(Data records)
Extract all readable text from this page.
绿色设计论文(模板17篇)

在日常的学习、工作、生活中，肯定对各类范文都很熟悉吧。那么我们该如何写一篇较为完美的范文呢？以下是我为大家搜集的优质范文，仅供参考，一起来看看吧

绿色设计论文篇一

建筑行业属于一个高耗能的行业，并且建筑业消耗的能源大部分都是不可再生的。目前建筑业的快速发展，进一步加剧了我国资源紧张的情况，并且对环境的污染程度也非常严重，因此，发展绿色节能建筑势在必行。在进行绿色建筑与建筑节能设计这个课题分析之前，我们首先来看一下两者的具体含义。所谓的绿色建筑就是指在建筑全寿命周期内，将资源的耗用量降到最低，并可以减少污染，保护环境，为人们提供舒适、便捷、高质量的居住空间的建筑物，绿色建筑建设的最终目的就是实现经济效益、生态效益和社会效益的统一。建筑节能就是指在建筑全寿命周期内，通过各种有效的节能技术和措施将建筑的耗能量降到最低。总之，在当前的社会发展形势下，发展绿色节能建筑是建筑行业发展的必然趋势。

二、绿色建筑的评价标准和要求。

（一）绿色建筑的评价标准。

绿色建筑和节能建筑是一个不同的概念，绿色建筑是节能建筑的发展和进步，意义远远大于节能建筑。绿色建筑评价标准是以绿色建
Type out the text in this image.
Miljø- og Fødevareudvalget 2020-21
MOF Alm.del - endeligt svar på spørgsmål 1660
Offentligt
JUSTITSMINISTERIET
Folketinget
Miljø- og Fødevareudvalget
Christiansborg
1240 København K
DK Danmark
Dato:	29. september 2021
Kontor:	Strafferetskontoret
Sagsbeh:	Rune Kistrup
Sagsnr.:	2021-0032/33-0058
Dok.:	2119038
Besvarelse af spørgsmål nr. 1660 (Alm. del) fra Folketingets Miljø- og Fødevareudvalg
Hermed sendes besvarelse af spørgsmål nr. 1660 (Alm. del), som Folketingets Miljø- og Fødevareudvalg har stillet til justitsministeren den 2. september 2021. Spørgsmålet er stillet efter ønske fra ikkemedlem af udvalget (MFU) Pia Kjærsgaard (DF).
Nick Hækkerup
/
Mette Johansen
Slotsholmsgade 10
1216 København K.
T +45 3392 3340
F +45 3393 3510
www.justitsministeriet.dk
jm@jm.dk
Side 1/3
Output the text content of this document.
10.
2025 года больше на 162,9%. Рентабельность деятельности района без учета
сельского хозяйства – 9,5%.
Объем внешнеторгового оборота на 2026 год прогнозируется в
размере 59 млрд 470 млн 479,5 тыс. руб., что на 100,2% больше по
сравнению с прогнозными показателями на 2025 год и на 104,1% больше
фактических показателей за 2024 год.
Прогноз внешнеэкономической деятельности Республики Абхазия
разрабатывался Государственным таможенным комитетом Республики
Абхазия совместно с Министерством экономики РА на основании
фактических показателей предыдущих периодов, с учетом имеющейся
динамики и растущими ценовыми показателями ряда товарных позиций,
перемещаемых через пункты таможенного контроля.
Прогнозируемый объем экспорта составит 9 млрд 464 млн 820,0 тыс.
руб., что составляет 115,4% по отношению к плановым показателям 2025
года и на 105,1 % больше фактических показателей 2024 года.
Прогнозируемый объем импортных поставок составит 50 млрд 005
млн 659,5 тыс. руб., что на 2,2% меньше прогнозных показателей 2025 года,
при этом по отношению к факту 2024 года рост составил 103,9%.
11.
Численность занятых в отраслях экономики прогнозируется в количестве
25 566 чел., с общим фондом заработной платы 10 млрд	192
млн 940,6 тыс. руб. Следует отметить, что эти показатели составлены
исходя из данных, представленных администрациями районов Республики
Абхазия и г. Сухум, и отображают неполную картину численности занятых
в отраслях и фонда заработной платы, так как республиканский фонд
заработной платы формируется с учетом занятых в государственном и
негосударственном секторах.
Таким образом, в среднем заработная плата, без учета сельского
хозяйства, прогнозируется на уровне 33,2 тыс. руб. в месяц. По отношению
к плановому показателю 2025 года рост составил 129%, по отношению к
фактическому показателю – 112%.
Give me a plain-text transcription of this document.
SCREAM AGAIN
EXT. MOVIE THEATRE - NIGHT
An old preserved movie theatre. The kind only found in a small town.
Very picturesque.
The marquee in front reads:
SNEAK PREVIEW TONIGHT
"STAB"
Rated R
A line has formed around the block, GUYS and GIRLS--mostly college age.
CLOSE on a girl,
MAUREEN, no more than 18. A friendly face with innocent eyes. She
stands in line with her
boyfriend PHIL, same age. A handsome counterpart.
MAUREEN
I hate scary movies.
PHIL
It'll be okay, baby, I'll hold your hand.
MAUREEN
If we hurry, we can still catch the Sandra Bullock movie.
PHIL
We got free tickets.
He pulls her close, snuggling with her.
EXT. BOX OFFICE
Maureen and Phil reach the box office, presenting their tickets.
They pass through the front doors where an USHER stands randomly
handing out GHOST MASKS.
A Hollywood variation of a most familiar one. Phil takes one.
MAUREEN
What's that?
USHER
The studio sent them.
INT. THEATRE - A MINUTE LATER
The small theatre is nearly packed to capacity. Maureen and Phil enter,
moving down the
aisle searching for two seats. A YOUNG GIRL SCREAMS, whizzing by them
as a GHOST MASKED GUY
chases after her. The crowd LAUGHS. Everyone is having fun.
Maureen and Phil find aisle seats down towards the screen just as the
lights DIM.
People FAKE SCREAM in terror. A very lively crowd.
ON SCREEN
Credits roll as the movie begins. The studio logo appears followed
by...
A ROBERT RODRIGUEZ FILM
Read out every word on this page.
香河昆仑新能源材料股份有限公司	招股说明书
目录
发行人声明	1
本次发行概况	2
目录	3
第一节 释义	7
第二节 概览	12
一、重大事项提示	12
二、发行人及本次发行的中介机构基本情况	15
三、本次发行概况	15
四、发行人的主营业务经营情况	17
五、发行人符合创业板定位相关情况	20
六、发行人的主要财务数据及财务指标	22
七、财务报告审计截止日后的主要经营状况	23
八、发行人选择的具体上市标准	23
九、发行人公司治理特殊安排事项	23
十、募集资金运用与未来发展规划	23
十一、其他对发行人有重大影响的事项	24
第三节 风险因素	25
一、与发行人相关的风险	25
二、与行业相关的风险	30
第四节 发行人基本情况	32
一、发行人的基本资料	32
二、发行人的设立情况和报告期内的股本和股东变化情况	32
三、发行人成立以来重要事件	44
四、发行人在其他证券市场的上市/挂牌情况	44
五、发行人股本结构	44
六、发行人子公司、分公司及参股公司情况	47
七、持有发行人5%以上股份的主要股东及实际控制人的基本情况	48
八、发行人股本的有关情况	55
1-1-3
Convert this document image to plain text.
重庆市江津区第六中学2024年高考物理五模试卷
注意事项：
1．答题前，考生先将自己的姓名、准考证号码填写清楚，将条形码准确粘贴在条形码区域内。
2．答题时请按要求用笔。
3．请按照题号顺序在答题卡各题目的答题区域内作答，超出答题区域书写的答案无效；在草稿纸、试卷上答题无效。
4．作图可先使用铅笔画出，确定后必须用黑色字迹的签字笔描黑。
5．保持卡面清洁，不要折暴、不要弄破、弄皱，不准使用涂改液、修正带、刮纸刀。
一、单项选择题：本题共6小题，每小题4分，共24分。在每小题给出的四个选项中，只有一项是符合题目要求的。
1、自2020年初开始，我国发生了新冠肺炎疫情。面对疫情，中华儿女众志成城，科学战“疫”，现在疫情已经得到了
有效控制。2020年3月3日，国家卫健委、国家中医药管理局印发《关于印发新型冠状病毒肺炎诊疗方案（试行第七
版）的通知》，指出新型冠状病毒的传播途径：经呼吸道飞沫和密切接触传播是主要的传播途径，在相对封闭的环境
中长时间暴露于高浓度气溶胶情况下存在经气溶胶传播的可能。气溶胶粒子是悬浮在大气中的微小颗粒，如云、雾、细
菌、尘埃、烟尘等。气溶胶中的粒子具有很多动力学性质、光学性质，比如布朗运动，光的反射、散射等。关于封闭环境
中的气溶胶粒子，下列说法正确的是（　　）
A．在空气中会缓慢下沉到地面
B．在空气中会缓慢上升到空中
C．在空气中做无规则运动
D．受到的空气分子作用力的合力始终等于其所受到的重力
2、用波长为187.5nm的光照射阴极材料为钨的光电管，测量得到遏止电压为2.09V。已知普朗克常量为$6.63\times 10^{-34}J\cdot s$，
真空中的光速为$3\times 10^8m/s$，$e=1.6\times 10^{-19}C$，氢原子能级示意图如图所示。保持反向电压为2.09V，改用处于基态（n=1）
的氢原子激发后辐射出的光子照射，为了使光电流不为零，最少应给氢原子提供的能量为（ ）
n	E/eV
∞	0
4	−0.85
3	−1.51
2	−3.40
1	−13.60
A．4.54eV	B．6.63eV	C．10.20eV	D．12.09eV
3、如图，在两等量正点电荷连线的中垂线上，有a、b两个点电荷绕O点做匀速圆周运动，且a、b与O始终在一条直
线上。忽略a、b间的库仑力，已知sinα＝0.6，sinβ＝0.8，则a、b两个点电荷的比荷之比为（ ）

**Goal**
Reproduce precisely the span of lines that begins at the line containing "Convert this document image to plain text." and ends with the last line of the listing.

**Completed exercise**
Convert this document image to plain text.
重庆市江津区第六中学2024年高考物理五模试卷
注意事项：
1．答题前，考生先将自己的姓名、准考证号码填写清楚，将条形码准确粘贴在条形码区域内。
2．答题时请按要求用笔。
3．请按照题号顺序在答题卡各题目的答题区域内作答，超出答题区域书写的答案无效；在草稿纸、试卷上答题无效。
4．作图可先使用铅笔画出，确定后必须用黑色字迹的签字笔描黑。
5．保持卡面清洁，不要折暴、不要弄破、弄皱，不准使用涂改液、修正带、刮纸刀。
一、单项选择题：本题共6小题，每小题4分，共24分。在每小题给出的四个选项中，只有一项是符合题目要求的。
1、自2020年初开始，我国发生了新冠肺炎疫情。面对疫情，中华儿女众志成城，科学战“疫”，现在疫情已经得到了
有效控制。2020年3月3日，国家卫健委、国家中医药管理局印发《关于印发新型冠状病毒肺炎诊疗方案（试行第七
版）的通知》，指出新型冠状病毒的传播途径：经呼吸道飞沫和密切接触传播是主要的传播途径，在相对封闭的环境
中长时间暴露于高浓度气溶胶情况下存在经气溶胶传播的可能。气溶胶粒子是悬浮在大气中的微小颗粒，如云、雾、细
菌、尘埃、烟尘等。气溶胶中的粒子具有很多动力学性质、光学性质，比如布朗运动，光的反射、散射等。关于封闭环境
中的气溶胶粒子，下列说法正确的是（　　）
A．在空气中会缓慢下沉到地面
B．在空气中会缓慢上升到空中
C．在空气中做无规则运动
D．受到的空气分子作用力的合力始终等于其所受到的重力
2、用波长为187.5nm的光照射阴极材料为钨的光电管，测量得到遏止电压为2.09V。已知普朗克常量为$6.63\times 10^{-34}J\cdot s$，
真空中的光速为$3\times 10^8m/s$，$e=1.6\times 10^{-19}C$，氢原子能级示意图如图所示。保持反向电压为2.09V，改用处于基态（n=1）
的氢原子激发后辐射出的光子照射，为了使光电流不为零，最少应给氢原子提供的能量为（ ）
n	E/eV
∞	0
4	−0.85
3	−1.51
2	−3.40
1	−13.60
A．4.54eV	B．6.63eV	C．10.20eV	D．12.09eV
3、如图，在两等量正点电荷连线的中垂线上，有a、b两个点电荷绕O点做匀速圆周运动，且a、b与O始终在一条直
线上。忽略a、b间的库仑力，已知sinα＝0.6，sinβ＝0.8，则a、b两个点电荷的比荷之比为（ ）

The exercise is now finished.